[THE TASK]:
Go through the entries below and copy each line containing the word "this".

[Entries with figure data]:
** Start **

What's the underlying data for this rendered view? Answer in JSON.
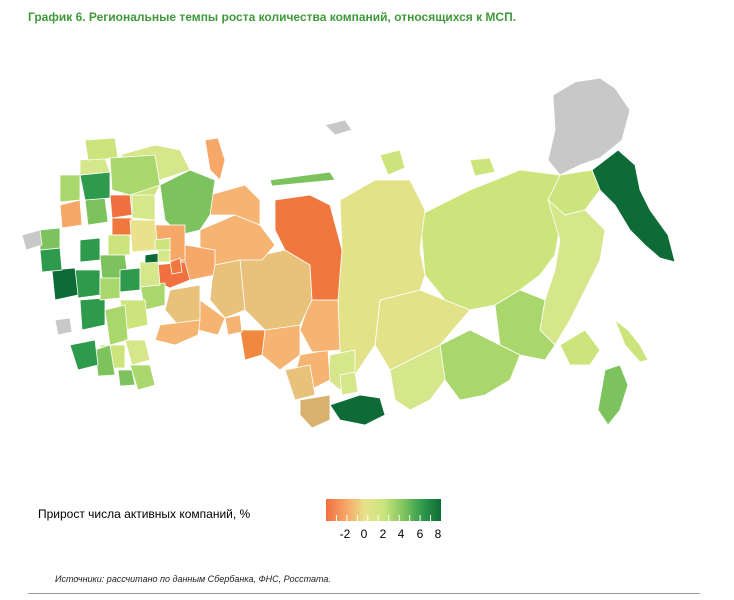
{
  "title": "График 6. Региональные темпы роста количества компаний, относящихся к МСП.",
  "legend": {
    "label": "Прирост числа активных компаний, %",
    "ticks": [
      "-2",
      "0",
      "2",
      "4",
      "6",
      "8"
    ],
    "colors": [
      "#f0703f",
      "#f6a868",
      "#e7e28b",
      "#cbe57c",
      "#7cc35e",
      "#2e9a4b",
      "#0e6b36"
    ]
  },
  "source": "Источники: рассчитано по данным Сбербанка, ФНС, Росстата.",
  "map": {
    "no_data_color": "#c8c8c8",
    "scale_range": [
      -3,
      8
    ]
  }
}
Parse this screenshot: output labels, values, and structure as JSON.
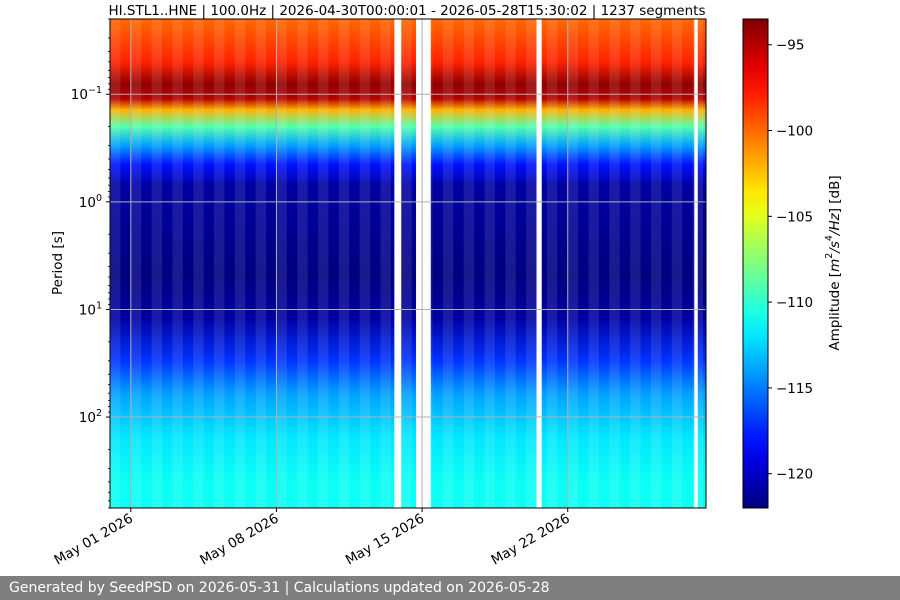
{
  "chart_data": {
    "type": "heatmap",
    "title": "HI.STL1..HNE | 100.0Hz | 2026-04-30T00:00:01 - 2026-05-28T15:30:02 | 1237 segments",
    "ylabel": "Period [s]",
    "xlabel": "",
    "y_scale": "log",
    "y_inverted": true,
    "ylim": [
      0.02,
      700
    ],
    "y_ticks": [
      {
        "value": 0.1,
        "base": "10",
        "exp": "−1"
      },
      {
        "value": 1,
        "base": "10",
        "exp": "0"
      },
      {
        "value": 10,
        "base": "10",
        "exp": "1"
      },
      {
        "value": 100,
        "base": "10",
        "exp": "2"
      }
    ],
    "xlim": [
      "2026-04-30T00:00:01",
      "2026-05-28T15:30:02"
    ],
    "x_ticks": [
      "May 01 2026",
      "May 08 2026",
      "May 15 2026",
      "May 22 2026"
    ],
    "x_tick_dates": [
      "2026-05-01",
      "2026-05-08",
      "2026-05-15",
      "2026-05-22"
    ],
    "grid": true,
    "data_gaps": [
      {
        "start": "2026-05-13T16:00:00",
        "end": "2026-05-14T00:00:00"
      },
      {
        "start": "2026-05-14T17:00:00",
        "end": "2026-05-15T10:00:00"
      },
      {
        "start": "2026-05-20T12:00:00",
        "end": "2026-05-20T18:00:00"
      },
      {
        "start": "2026-05-28T02:00:00",
        "end": "2026-05-28T06:00:00"
      }
    ],
    "amplitude_profile": [
      {
        "period": 0.02,
        "amplitude": -100
      },
      {
        "period": 0.05,
        "amplitude": -98
      },
      {
        "period": 0.08,
        "amplitude": -94
      },
      {
        "period": 0.11,
        "amplitude": -95
      },
      {
        "period": 0.14,
        "amplitude": -102
      },
      {
        "period": 0.2,
        "amplitude": -109
      },
      {
        "period": 0.3,
        "amplitude": -114
      },
      {
        "period": 0.45,
        "amplitude": -118
      },
      {
        "period": 0.7,
        "amplitude": -121
      },
      {
        "period": 5,
        "amplitude": -122
      },
      {
        "period": 12,
        "amplitude": -121
      },
      {
        "period": 30,
        "amplitude": -117
      },
      {
        "period": 60,
        "amplitude": -114
      },
      {
        "period": 150,
        "amplitude": -112
      },
      {
        "period": 400,
        "amplitude": -111
      },
      {
        "period": 700,
        "amplitude": -111
      }
    ],
    "colorbar": {
      "label_prefix": "Amplitude [",
      "label_unit_1": "m",
      "label_sup_1": "2",
      "label_unit_2": "/s",
      "label_sup_2": "4",
      "label_unit_3": "/Hz",
      "label_suffix": "] [dB]",
      "vmin": -122,
      "vmax": -93.5,
      "ticks": [
        "−95",
        "−100",
        "−105",
        "−110",
        "−115",
        "−120"
      ],
      "tick_values": [
        -95,
        -100,
        -105,
        -110,
        -115,
        -120
      ],
      "colormap": "jet"
    }
  },
  "footer": {
    "text": "Generated by SeedPSD on 2026-05-31 | Calculations updated on 2026-05-28"
  },
  "colors": {
    "footer_bg": "#7f7f7f",
    "grid": "#b0b0b0",
    "gap": "#ffffff"
  }
}
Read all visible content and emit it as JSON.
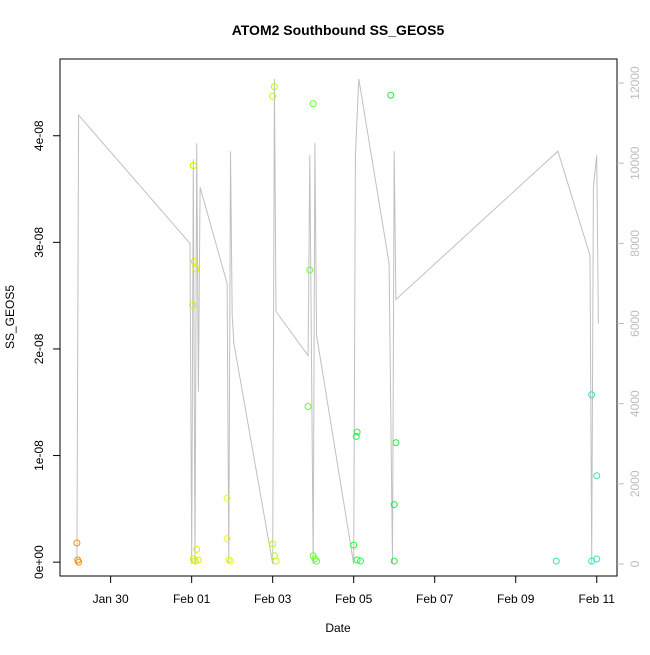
{
  "chart_data": {
    "type": "scatter",
    "title": "ATOM2 Southbound SS_GEOS5",
    "xlabel": "Date",
    "ylabel": "SS_GEOS5",
    "x_ticks": [
      "Jan 30",
      "Feb 01",
      "Feb 03",
      "Feb 05",
      "Feb 07",
      "Feb 09",
      "Feb 11"
    ],
    "y_ticks": [
      "0e+00",
      "1e-08",
      "2e-08",
      "3e-08",
      "4e-08"
    ],
    "y2_ticks": [
      "0",
      "2000",
      "4000",
      "6000",
      "8000",
      "10000",
      "12000"
    ],
    "xlim": [
      "2017-01-28T18:00",
      "2017-02-11T12:00"
    ],
    "ylim": [
      -1.3e-09,
      4.72e-08
    ],
    "y2lim": [
      -300,
      12600
    ],
    "grid": false,
    "series": [
      {
        "kind": "points",
        "values": [
          {
            "x": "2017-01-29T04:00",
            "y": 1.8e-09,
            "color": "#ff8c00"
          },
          {
            "x": "2017-01-29T04:30",
            "y": 2e-10,
            "color": "#ff8c00"
          },
          {
            "x": "2017-01-29T05:00",
            "y": 0.0,
            "color": "#ff8c00"
          },
          {
            "x": "2017-02-01T00:30",
            "y": 2.41e-08,
            "color": "#d8ee00"
          },
          {
            "x": "2017-02-01T01:00",
            "y": 3.72e-08,
            "color": "#d8ee00"
          },
          {
            "x": "2017-02-01T01:30",
            "y": 2.82e-08,
            "color": "#d8ee00"
          },
          {
            "x": "2017-02-01T02:30",
            "y": 2.75e-08,
            "color": "#d8ee00"
          },
          {
            "x": "2017-02-01T03:00",
            "y": 1.2e-09,
            "color": "#d8ee00"
          },
          {
            "x": "2017-02-01T01:00",
            "y": 3e-10,
            "color": "#d8ee00"
          },
          {
            "x": "2017-02-01T02:00",
            "y": 1e-10,
            "color": "#d8ee00"
          },
          {
            "x": "2017-02-01T04:00",
            "y": 2e-10,
            "color": "#d8ee00"
          },
          {
            "x": "2017-02-01T21:00",
            "y": 6e-09,
            "color": "#e6ff00"
          },
          {
            "x": "2017-02-01T21:00",
            "y": 2.2e-09,
            "color": "#e6ff00"
          },
          {
            "x": "2017-02-01T22:00",
            "y": 2e-10,
            "color": "#e6ff00"
          },
          {
            "x": "2017-02-01T23:00",
            "y": 1e-10,
            "color": "#e6ff00"
          },
          {
            "x": "2017-02-03T00:00",
            "y": 4.37e-08,
            "color": "#b8ff00"
          },
          {
            "x": "2017-02-03T01:00",
            "y": 4.46e-08,
            "color": "#b8ff00"
          },
          {
            "x": "2017-02-03T00:00",
            "y": 1.7e-09,
            "color": "#b8ff00"
          },
          {
            "x": "2017-02-03T01:00",
            "y": 6e-10,
            "color": "#b8ff00"
          },
          {
            "x": "2017-02-03T02:00",
            "y": 1e-10,
            "color": "#b8ff00"
          },
          {
            "x": "2017-02-03T21:00",
            "y": 1.46e-08,
            "color": "#66ff33"
          },
          {
            "x": "2017-02-03T22:00",
            "y": 2.74e-08,
            "color": "#66ff33"
          },
          {
            "x": "2017-02-04T00:00",
            "y": 4.3e-08,
            "color": "#66ff33"
          },
          {
            "x": "2017-02-04T00:00",
            "y": 6e-10,
            "color": "#66ff33"
          },
          {
            "x": "2017-02-04T01:00",
            "y": 3e-10,
            "color": "#66ff33"
          },
          {
            "x": "2017-02-04T02:00",
            "y": 1e-10,
            "color": "#66ff33"
          },
          {
            "x": "2017-02-05T00:00",
            "y": 1.6e-09,
            "color": "#22f540"
          },
          {
            "x": "2017-02-05T01:30",
            "y": 1.18e-08,
            "color": "#22f540"
          },
          {
            "x": "2017-02-05T02:00",
            "y": 1.22e-08,
            "color": "#22f540"
          },
          {
            "x": "2017-02-05T02:00",
            "y": 2e-10,
            "color": "#22f540"
          },
          {
            "x": "2017-02-05T04:00",
            "y": 1e-10,
            "color": "#22f540"
          },
          {
            "x": "2017-02-05T22:00",
            "y": 4.38e-08,
            "color": "#1ee84a"
          },
          {
            "x": "2017-02-06T00:00",
            "y": 5.4e-09,
            "color": "#1ee84a"
          },
          {
            "x": "2017-02-06T01:00",
            "y": 1.12e-08,
            "color": "#1ee84a"
          },
          {
            "x": "2017-02-06T00:00",
            "y": 1e-10,
            "color": "#1ee84a"
          },
          {
            "x": "2017-02-10T00:00",
            "y": 1e-10,
            "color": "#22e8a8"
          },
          {
            "x": "2017-02-10T21:00",
            "y": 1.57e-08,
            "color": "#22e8c0"
          },
          {
            "x": "2017-02-11T00:00",
            "y": 8.1e-09,
            "color": "#22e8c0"
          },
          {
            "x": "2017-02-10T21:00",
            "y": 1e-10,
            "color": "#22e8c0"
          },
          {
            "x": "2017-02-11T00:00",
            "y": 3e-10,
            "color": "#22e8c0"
          }
        ]
      },
      {
        "kind": "line-secondary-axis",
        "color": "#c0c0c0",
        "values": [
          {
            "x": "2017-01-29T04:00",
            "y2": 0
          },
          {
            "x": "2017-01-29T05:00",
            "y2": 11200
          },
          {
            "x": "2017-01-31T23:00",
            "y2": 8000
          },
          {
            "x": "2017-02-01T00:00",
            "y2": 0
          },
          {
            "x": "2017-02-01T01:00",
            "y2": 10100
          },
          {
            "x": "2017-02-01T02:00",
            "y2": 0
          },
          {
            "x": "2017-02-01T03:00",
            "y2": 10500
          },
          {
            "x": "2017-02-01T04:00",
            "y2": 4300
          },
          {
            "x": "2017-02-01T05:00",
            "y2": 9400
          },
          {
            "x": "2017-02-01T21:00",
            "y2": 7000
          },
          {
            "x": "2017-02-01T22:00",
            "y2": 0
          },
          {
            "x": "2017-02-01T23:00",
            "y2": 10300
          },
          {
            "x": "2017-02-02T00:00",
            "y2": 6200
          },
          {
            "x": "2017-02-02T01:00",
            "y2": 5500
          },
          {
            "x": "2017-02-03T00:00",
            "y2": 0
          },
          {
            "x": "2017-02-03T01:00",
            "y2": 12100
          },
          {
            "x": "2017-02-03T02:00",
            "y2": 6300
          },
          {
            "x": "2017-02-03T21:00",
            "y2": 5200
          },
          {
            "x": "2017-02-03T22:00",
            "y2": 10200
          },
          {
            "x": "2017-02-04T00:00",
            "y2": 0
          },
          {
            "x": "2017-02-04T01:00",
            "y2": 10500
          },
          {
            "x": "2017-02-04T02:00",
            "y2": 5700
          },
          {
            "x": "2017-02-05T00:00",
            "y2": 0
          },
          {
            "x": "2017-02-05T01:00",
            "y2": 10200
          },
          {
            "x": "2017-02-05T03:00",
            "y2": 12100
          },
          {
            "x": "2017-02-05T21:00",
            "y2": 7500
          },
          {
            "x": "2017-02-05T23:00",
            "y2": 0
          },
          {
            "x": "2017-02-06T00:00",
            "y2": 10300
          },
          {
            "x": "2017-02-06T01:00",
            "y2": 6600
          },
          {
            "x": "2017-02-10T01:00",
            "y2": 10300
          },
          {
            "x": "2017-02-10T20:00",
            "y2": 7700
          },
          {
            "x": "2017-02-10T21:00",
            "y2": 0
          },
          {
            "x": "2017-02-10T22:00",
            "y2": 9400
          },
          {
            "x": "2017-02-11T00:00",
            "y2": 10200
          },
          {
            "x": "2017-02-11T01:00",
            "y2": 6000
          }
        ]
      }
    ]
  }
}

** End **

[SOLUTION]:
What's the underlying data for this rendered view? Answer in JSON.
Parse this screenshot: output labels, values, and structure as JSON.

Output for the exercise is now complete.